▸ TASKS FOR THIS EXERCISE:
**1.** Reproduce the passage from the text on building assertiveness as an introvert, starting with "You’re going to" and going on through "shell a lot.".
**2.** Continue the text on building assertiveness as an introvert from the point where it stops.

▸ TEXT SEGMENT:
[start]

We need to start small before we work up to getting you that promotion at work.

The grocery store technique:

You’re going to practice engaging with total strangers. The first couple times take guts. After ten times it becomes a fun game. I’ve done this for years and it’s helped me come out of my shell a lot.

Next time you’re in line at the grocery store, before the cashier has a chance to address you, I need you to be first to address him. Say these EXACT words: “Hi. How are ‘ya?”

  • Don’t just say “hi”
  • Don’t say “how are you today?”
  • Don’t say “how’s it going?”
  • Don’t say “how are you?”

Hi. How are ‘ya is the magic phrase. For some reason it’s informal enough, and uncommon enough to get people to engage with you openly. They’ll light up. They’ll look at you. And they’ll answer you honestly, versus replying with the standard “how are you?” and not answering the rhetorical question.

My wife is an extrovert. I stole this phrase from her. After watching her address hundred of people with this exact phrase, I knew she was onto something. She does this naturally. We are introverts. We have to practice.

Not everyone will reply. It doesn’t matter how they reply. The purpose is to make the first move with a total stranger and force them to give you a response.

You did something assertive — whether you like it or not.

Pre-meditated assertiveness

I use this method a lot. As an introvert, I like to plan what I’m going to say before I say it. I have a hard time with conflict, because spontaneous conflicts don’t give me time to gather my thoughts and I freeze.

To avoid this freezing when I need to be assertive, I pre-plan what I’m going to say. I do this with three bullet points.

Whether I’m looking for a raise at work, or I want to make sure to get my point across in a meeting — I make a notecard with three bulleted talking points to help jog my memory when it’s time to shine.

We can prepare for many assertive situations in advance. Drive around in your car and speak both sides of the conversation aloud. Address the negatives that may come up. You can’t prepare for every situation, but it will keep you from freezing completely.

Be specific with what you want and give yourself 3–5 trigger bullets that will help queue you to say what you need.

[end]

▸ ENTRIES SHOWN:
[start]

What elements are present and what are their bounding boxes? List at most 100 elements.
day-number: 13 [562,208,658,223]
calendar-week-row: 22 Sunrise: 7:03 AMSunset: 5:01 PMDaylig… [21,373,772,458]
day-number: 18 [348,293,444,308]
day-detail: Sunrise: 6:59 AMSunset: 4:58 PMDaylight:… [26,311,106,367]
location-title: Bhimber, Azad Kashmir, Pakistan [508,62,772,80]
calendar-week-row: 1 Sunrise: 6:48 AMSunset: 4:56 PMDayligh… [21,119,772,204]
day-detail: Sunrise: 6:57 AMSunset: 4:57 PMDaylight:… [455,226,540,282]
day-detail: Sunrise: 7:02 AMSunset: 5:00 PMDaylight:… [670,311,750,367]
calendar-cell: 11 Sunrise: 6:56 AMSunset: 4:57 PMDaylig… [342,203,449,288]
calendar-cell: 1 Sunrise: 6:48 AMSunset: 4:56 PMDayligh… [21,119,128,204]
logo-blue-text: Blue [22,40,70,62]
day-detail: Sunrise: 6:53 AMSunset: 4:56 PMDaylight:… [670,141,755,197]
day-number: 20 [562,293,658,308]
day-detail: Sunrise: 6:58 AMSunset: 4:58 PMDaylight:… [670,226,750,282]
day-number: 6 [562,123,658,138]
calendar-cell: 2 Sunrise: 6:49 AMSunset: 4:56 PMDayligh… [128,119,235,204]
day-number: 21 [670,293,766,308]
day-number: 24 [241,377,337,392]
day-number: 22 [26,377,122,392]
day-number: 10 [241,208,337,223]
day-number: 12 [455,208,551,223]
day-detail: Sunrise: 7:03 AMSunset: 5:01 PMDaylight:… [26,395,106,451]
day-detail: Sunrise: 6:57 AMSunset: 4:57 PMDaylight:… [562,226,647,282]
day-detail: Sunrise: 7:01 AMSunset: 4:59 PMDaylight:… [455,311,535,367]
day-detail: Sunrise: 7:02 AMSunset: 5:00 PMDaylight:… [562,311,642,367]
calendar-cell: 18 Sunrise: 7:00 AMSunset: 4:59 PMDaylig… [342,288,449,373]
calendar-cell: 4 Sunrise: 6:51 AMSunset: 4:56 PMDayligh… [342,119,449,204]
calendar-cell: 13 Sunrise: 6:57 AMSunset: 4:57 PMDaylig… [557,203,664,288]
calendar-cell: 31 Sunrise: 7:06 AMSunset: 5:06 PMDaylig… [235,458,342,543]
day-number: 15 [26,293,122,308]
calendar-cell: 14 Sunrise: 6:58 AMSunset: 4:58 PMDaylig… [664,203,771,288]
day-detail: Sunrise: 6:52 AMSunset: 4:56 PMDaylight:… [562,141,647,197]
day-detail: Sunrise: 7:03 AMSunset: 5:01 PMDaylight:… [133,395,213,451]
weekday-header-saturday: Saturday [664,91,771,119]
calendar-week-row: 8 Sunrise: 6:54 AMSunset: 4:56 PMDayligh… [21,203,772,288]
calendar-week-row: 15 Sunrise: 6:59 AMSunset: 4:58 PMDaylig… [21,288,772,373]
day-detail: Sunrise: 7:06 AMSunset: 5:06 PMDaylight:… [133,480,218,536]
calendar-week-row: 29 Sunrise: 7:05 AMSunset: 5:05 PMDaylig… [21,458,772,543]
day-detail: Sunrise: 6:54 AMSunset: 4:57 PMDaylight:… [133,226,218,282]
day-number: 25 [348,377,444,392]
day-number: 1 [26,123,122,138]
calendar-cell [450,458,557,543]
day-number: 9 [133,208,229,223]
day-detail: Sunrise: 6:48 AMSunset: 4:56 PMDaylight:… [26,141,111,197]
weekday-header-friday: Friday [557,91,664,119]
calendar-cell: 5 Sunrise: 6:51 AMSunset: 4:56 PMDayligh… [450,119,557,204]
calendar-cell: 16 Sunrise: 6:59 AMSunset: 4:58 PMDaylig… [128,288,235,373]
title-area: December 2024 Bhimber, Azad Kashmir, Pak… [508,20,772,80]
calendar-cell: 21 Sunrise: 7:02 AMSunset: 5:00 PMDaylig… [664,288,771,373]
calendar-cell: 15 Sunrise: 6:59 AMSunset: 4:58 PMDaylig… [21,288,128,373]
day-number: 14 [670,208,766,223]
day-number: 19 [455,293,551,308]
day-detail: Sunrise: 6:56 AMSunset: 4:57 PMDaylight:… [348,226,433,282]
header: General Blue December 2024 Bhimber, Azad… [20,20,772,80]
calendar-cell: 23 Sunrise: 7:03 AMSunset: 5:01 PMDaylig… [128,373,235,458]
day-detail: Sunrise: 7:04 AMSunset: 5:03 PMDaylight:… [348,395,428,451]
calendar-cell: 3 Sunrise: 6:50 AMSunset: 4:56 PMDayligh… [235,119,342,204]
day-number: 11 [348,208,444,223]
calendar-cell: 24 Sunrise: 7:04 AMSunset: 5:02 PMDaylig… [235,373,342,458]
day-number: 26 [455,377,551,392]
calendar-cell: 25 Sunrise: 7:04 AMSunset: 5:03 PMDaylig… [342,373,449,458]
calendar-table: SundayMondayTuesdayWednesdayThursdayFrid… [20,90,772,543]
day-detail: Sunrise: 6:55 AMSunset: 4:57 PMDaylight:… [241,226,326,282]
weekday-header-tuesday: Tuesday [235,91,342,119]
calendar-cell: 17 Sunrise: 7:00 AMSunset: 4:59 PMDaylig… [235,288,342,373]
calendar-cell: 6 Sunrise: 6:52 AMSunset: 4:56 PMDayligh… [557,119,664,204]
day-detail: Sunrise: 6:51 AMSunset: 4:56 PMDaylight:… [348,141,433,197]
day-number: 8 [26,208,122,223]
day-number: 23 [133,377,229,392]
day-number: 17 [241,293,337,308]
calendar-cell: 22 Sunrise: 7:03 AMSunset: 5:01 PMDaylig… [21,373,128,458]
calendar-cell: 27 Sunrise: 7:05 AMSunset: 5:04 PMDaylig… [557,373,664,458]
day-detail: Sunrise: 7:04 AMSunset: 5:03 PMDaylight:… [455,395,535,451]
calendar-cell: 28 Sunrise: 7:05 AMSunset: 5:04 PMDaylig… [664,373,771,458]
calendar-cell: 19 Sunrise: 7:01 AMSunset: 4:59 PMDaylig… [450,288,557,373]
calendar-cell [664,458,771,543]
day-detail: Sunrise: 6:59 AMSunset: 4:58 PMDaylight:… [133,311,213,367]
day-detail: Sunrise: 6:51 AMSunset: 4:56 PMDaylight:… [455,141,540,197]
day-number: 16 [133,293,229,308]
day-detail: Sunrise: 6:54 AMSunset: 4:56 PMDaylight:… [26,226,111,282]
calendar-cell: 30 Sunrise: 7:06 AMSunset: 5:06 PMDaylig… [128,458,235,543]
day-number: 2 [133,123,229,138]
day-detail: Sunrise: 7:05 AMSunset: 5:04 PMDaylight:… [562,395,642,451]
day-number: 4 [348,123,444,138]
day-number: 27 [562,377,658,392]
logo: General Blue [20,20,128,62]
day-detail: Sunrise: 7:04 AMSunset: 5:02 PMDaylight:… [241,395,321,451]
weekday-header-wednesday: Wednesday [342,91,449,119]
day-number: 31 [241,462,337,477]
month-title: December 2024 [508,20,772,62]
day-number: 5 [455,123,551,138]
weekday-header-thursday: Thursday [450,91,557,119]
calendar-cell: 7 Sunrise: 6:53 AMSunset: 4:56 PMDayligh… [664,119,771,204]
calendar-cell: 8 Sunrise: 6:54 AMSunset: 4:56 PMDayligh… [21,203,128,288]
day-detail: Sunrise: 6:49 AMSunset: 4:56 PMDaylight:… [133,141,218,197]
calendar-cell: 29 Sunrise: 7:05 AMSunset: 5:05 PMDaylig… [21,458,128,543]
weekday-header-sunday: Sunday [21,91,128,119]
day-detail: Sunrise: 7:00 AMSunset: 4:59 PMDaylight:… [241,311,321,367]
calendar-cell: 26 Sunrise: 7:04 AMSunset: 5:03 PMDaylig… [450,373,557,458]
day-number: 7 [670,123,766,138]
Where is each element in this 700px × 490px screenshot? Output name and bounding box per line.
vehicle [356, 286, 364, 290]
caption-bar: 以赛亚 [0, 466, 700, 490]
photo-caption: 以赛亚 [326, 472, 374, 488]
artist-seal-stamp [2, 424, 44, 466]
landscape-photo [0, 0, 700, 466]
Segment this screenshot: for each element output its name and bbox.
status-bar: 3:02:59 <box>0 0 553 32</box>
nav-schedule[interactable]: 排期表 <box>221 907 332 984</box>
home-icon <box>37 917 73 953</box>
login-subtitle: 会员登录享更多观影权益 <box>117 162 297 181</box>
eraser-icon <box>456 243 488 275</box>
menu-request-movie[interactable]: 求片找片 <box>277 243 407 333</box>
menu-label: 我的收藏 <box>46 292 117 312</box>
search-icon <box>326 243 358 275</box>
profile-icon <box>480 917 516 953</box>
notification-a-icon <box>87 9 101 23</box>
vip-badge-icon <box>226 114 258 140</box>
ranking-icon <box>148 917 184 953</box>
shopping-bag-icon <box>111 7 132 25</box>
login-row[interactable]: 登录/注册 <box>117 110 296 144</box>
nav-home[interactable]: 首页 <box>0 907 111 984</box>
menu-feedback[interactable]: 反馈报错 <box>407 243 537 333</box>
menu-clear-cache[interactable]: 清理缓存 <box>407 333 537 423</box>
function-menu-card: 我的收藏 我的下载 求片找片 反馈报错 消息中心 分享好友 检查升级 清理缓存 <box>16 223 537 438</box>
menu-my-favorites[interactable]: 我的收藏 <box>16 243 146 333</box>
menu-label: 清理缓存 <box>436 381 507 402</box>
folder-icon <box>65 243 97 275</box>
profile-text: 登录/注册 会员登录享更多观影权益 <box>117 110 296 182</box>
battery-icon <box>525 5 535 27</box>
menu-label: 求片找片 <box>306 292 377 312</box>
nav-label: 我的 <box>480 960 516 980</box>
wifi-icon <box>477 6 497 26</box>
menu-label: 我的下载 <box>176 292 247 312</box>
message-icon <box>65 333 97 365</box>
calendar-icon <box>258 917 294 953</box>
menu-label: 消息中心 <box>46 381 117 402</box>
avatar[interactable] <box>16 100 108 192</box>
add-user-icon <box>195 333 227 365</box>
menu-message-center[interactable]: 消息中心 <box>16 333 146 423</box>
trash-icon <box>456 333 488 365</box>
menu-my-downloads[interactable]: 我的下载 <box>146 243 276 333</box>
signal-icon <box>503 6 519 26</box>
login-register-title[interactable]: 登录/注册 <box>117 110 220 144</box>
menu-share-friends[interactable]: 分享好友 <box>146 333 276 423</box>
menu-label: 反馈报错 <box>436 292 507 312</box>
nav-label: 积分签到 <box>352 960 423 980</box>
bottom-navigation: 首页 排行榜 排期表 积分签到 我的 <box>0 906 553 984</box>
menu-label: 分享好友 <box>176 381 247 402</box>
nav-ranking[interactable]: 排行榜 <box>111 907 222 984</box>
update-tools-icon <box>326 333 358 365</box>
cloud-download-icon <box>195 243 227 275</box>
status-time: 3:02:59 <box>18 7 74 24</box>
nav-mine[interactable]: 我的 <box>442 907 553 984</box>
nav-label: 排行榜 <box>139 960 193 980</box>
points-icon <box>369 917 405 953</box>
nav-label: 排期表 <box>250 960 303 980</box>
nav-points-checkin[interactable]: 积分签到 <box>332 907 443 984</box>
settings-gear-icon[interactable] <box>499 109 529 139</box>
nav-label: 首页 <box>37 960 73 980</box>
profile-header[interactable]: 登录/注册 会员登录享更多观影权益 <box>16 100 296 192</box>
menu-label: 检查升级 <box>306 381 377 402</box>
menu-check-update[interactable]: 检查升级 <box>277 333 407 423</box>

[end]

▸ RESULTS:
**1.**
You’re going to practice engaging with total strangers. The first couple times take guts. After ten times it becomes a fun game. I’ve done this for years and it’s helped me come out of my shell a lot.

**2.**
Become very aware of your body language

Introverts are notorious for ignoring their body language. We often hear “what’s wrong?” from people around us, because our faces have completely disconnected from what’s inside our heads. Many times our faces look angry or upset, when in our minds we’re just deep in thought over something and we feel totally fine.

Poor body language is terrible when you’re trying to be assertive. I’m still working on this all the time, but these are some techniques that have helped me.

Helpful assertive body language:

  • One thing you can do instantly is stand up straight with your shoulders back.
  • You can also take the power pose, with your hands on your hips.
  • Put both hands on the table and lean-in
  • Make eye-contact (if you hate eye contact, look at the person’s upper lip. They won’t know the difference)
  • Don’t slouch and make yourself small
  • Square your body with the other person, don’t stand sideways

Don’t go overboard

Although assertiveness may not be natural to us, we shouldn’t pretend to be overly aggressive or angry when we practice assertiveness. We’re not trying to scare the other party.

We want to be heard. We want our voice to count. This isn’t bullying or threatening. Although we may not be assertive by nature, we should try to maintain our personality.

You can’t come across like John Wayne and invent some assertive persona. Be yourself. Stand up for what you want. Deliver the message and wait for the response.

  • Don’t whine
  • Don’t yell
  • Don’t threaten
  • Don’t change your personality

Don’t apologize

When you speak up for yourself do not apologize to the other person. You’re not a burden. You’re not in the way. You deserve to be heard, just like the other person.

When we apologize for being a self-advocate, we take the weaker position. We immediately position our idea as a mistake — something we must apologize for. How seriously do you think the other person will take you if you apologize before giving your opinion.

Introverts apologize a lot.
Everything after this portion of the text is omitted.